[Stored items from a collection]

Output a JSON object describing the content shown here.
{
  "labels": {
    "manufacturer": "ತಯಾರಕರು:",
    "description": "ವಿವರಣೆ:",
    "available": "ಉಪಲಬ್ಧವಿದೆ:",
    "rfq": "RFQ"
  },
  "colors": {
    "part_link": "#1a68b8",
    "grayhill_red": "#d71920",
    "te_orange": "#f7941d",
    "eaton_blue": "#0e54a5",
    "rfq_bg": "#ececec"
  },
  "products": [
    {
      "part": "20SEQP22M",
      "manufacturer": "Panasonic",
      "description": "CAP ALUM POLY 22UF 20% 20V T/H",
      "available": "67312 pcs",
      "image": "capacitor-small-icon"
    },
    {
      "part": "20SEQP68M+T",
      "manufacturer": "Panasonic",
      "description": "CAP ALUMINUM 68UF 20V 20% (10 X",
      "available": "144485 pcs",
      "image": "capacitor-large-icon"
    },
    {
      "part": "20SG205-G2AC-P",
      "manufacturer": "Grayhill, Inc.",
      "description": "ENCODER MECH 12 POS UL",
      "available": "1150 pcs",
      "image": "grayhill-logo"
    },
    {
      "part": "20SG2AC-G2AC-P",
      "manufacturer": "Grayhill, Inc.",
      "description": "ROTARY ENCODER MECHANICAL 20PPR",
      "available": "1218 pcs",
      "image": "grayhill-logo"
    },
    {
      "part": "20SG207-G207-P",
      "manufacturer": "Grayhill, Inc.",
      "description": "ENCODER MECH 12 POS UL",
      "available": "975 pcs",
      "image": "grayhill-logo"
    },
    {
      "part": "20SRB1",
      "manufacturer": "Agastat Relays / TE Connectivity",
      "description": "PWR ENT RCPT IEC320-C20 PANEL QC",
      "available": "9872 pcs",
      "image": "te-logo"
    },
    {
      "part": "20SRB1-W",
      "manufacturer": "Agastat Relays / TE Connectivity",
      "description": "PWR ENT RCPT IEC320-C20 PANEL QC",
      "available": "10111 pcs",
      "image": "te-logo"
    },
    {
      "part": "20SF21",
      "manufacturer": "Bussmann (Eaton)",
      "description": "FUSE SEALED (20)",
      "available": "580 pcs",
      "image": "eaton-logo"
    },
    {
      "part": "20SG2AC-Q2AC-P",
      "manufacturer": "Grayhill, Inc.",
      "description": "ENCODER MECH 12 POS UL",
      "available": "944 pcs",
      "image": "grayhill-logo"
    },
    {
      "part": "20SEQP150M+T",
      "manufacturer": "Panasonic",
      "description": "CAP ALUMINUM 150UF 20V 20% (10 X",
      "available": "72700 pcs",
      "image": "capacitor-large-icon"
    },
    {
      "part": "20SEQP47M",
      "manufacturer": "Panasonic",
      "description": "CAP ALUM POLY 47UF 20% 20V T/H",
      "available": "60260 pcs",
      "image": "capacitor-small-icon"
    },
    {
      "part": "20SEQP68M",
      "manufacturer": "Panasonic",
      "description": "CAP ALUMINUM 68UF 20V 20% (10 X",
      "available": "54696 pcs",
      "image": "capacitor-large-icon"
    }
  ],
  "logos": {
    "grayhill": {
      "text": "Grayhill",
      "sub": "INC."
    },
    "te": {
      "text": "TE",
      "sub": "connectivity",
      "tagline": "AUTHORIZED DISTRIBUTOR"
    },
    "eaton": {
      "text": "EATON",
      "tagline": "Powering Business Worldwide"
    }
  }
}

• [Stated exercise]
Copy each record from above exactly, and include every line.

• [Answer to the exercise]
Output a JSON object describing the content shown here.
{
  "labels": {
    "manufacturer": "ತಯಾರಕರು:",
    "description": "ವಿವರಣೆ:",
    "available": "ಉಪಲಬ್ಧವಿದೆ:",
    "rfq": "RFQ"
  },
  "colors": {
    "part_link": "#1a68b8",
    "grayhill_red": "#d71920",
    "te_orange": "#f7941d",
    "eaton_blue": "#0e54a5",
    "rfq_bg": "#ececec"
  },
  "products": [
    {
      "part": "20SEQP22M",
      "manufacturer": "Panasonic",
      "description": "CAP ALUM POLY 22UF 20% 20V T/H",
      "available": "67312 pcs",
      "image": "capacitor-small-icon"
    },
    {
      "part": "20SEQP68M+T",
      "manufacturer": "Panasonic",
      "description": "CAP ALUMINUM 68UF 20V 20% (10 X",
      "available": "144485 pcs",
      "image": "capacitor-large-icon"
    },
    {
      "part": "20SG205-G2AC-P",
      "manufacturer": "Grayhill, Inc.",
      "description": "ENCODER MECH 12 POS UL",
      "available": "1150 pcs",
      "image": "grayhill-logo"
    },
    {
      "part": "20SG2AC-G2AC-P",
      "manufacturer": "Grayhill, Inc.",
      "description": "ROTARY ENCODER MECHANICAL 20PPR",
      "available": "1218 pcs",
      "image": "grayhill-logo"
    },
    {
      "part": "20SG207-G207-P",
      "manufacturer": "Grayhill, Inc.",
      "description": "ENCODER MECH 12 POS UL",
      "available": "975 pcs",
      "image": "grayhill-logo"
    },
    {
      "part": "20SRB1",
      "manufacturer": "Agastat Relays / TE Connectivity",
      "description": "PWR ENT RCPT IEC320-C20 PANEL QC",
      "available": "9872 pcs",
      "image": "te-logo"
    },
    {
      "part": "20SRB1-W",
      "manufacturer": "Agastat Relays / TE Connectivity",
      "description": "PWR ENT RCPT IEC320-C20 PANEL QC",
      "available": "10111 pcs",
      "image": "te-logo"
    },
    {
      "part": "20SF21",
      "manufacturer": "Bussmann (Eaton)",
      "description": "FUSE SEALED (20)",
      "available": "580 pcs",
      "image": "eaton-logo"
    },
    {
      "part": "20SG2AC-Q2AC-P",
      "manufacturer": "Grayhill, Inc.",
      "description": "ENCODER MECH 12 POS UL",
      "available": "944 pcs",
      "image": "grayhill-logo"
    },
    {
      "part": "20SEQP150M+T",
      "manufacturer": "Panasonic",
      "description": "CAP ALUMINUM 150UF 20V 20% (10 X",
      "available": "72700 pcs",
      "image": "capacitor-large-icon"
    },
    {
      "part": "20SEQP47M",
      "manufacturer": "Panasonic",
      "description": "CAP ALUM POLY 47UF 20% 20V T/H",
      "available": "60260 pcs",
      "image": "capacitor-small-icon"
    },
    {
      "part": "20SEQP68M",
      "manufacturer": "Panasonic",
      "description": "CAP ALUMINUM 68UF 20V 20% (10 X",
      "available": "54696 pcs",
      "image": "capacitor-large-icon"
    }
  ],
  "logos": {
    "grayhill": {
      "text": "Grayhill",
      "sub": "INC."
    },
    "te": {
      "text": "TE",
      "sub": "connectivity",
      "tagline": "AUTHORIZED DISTRIBUTOR"
    },
    "eaton": {
      "text": "EATON",
      "tagline": "Powering Business Worldwide"
    }
  }
}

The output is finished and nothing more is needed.